# Provided data
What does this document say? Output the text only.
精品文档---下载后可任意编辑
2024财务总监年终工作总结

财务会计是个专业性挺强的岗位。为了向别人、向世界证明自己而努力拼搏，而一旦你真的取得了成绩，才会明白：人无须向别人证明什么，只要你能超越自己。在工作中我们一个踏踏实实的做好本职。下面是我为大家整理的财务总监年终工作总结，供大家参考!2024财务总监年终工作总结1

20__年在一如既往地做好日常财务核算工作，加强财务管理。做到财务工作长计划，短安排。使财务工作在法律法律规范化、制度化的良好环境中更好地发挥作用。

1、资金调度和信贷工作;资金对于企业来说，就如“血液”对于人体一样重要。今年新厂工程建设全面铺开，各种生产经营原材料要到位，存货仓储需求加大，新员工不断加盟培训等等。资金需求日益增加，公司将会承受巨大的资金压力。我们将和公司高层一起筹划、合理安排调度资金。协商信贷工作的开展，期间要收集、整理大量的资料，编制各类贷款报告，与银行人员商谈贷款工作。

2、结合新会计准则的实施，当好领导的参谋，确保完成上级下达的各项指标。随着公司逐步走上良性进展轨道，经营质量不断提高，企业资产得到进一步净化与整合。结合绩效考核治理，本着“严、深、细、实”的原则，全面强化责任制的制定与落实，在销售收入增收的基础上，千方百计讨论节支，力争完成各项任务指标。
--
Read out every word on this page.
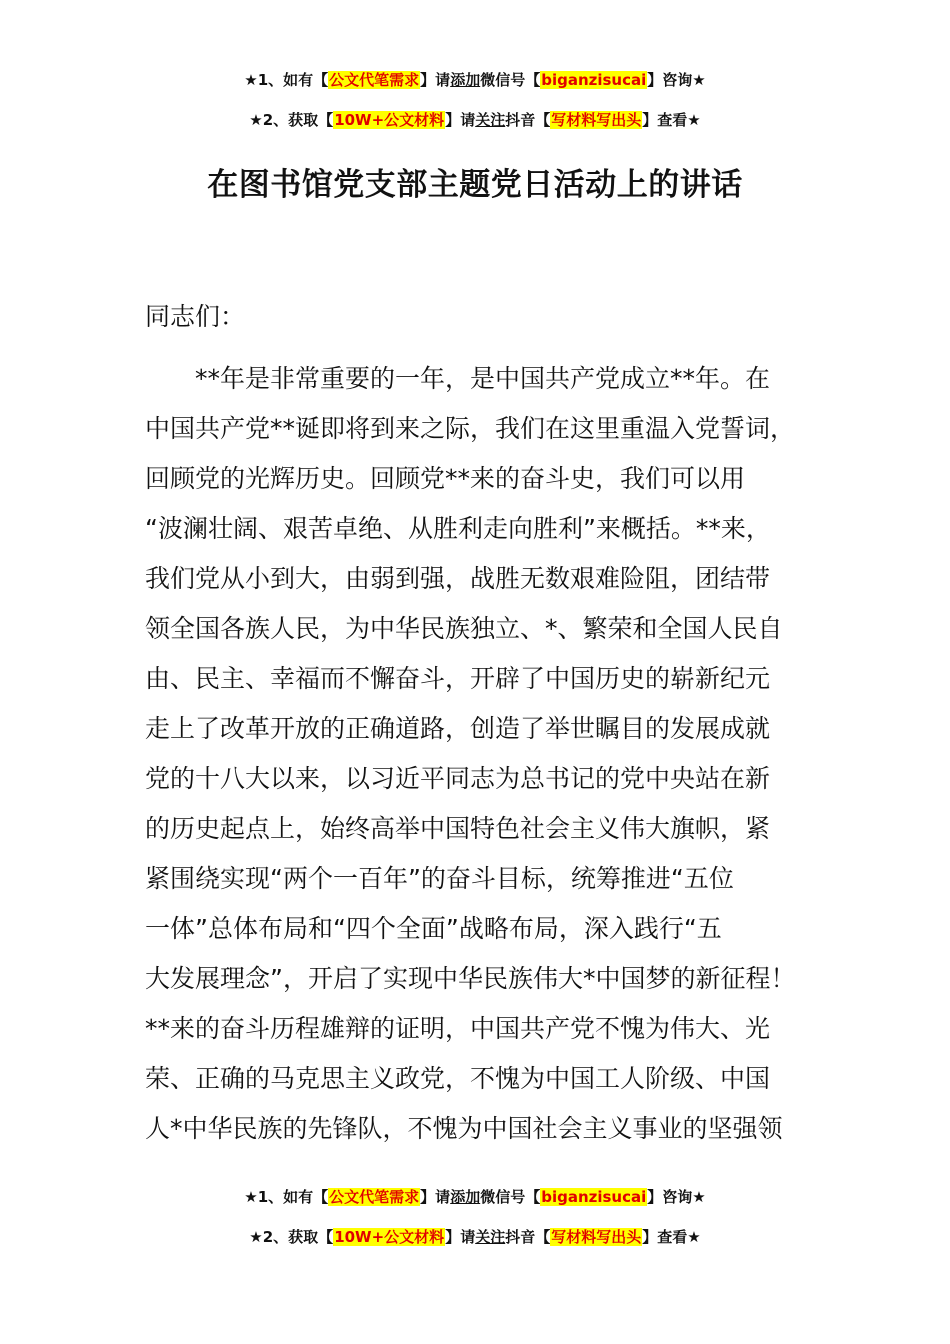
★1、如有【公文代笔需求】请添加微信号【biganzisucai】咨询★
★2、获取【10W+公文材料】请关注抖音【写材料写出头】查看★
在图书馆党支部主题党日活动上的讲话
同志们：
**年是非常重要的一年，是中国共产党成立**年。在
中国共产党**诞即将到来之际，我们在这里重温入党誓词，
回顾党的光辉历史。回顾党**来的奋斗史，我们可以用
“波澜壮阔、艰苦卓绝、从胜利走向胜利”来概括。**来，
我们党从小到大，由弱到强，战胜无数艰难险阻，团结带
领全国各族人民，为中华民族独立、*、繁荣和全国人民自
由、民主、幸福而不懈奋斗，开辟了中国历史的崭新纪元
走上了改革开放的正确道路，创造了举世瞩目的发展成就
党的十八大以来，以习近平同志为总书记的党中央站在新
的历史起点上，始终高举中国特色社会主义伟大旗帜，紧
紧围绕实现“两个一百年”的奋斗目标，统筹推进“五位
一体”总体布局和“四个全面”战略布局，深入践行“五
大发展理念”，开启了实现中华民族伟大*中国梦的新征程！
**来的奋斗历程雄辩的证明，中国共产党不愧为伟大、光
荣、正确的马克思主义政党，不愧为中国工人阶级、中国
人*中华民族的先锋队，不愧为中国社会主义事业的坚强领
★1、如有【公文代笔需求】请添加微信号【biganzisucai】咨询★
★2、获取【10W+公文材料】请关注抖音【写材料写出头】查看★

# What the task asks
From the records above, pick out and copy each line holding the word "this".

# Task solution
What does this document say? Output the text only.
Read out every word on this page.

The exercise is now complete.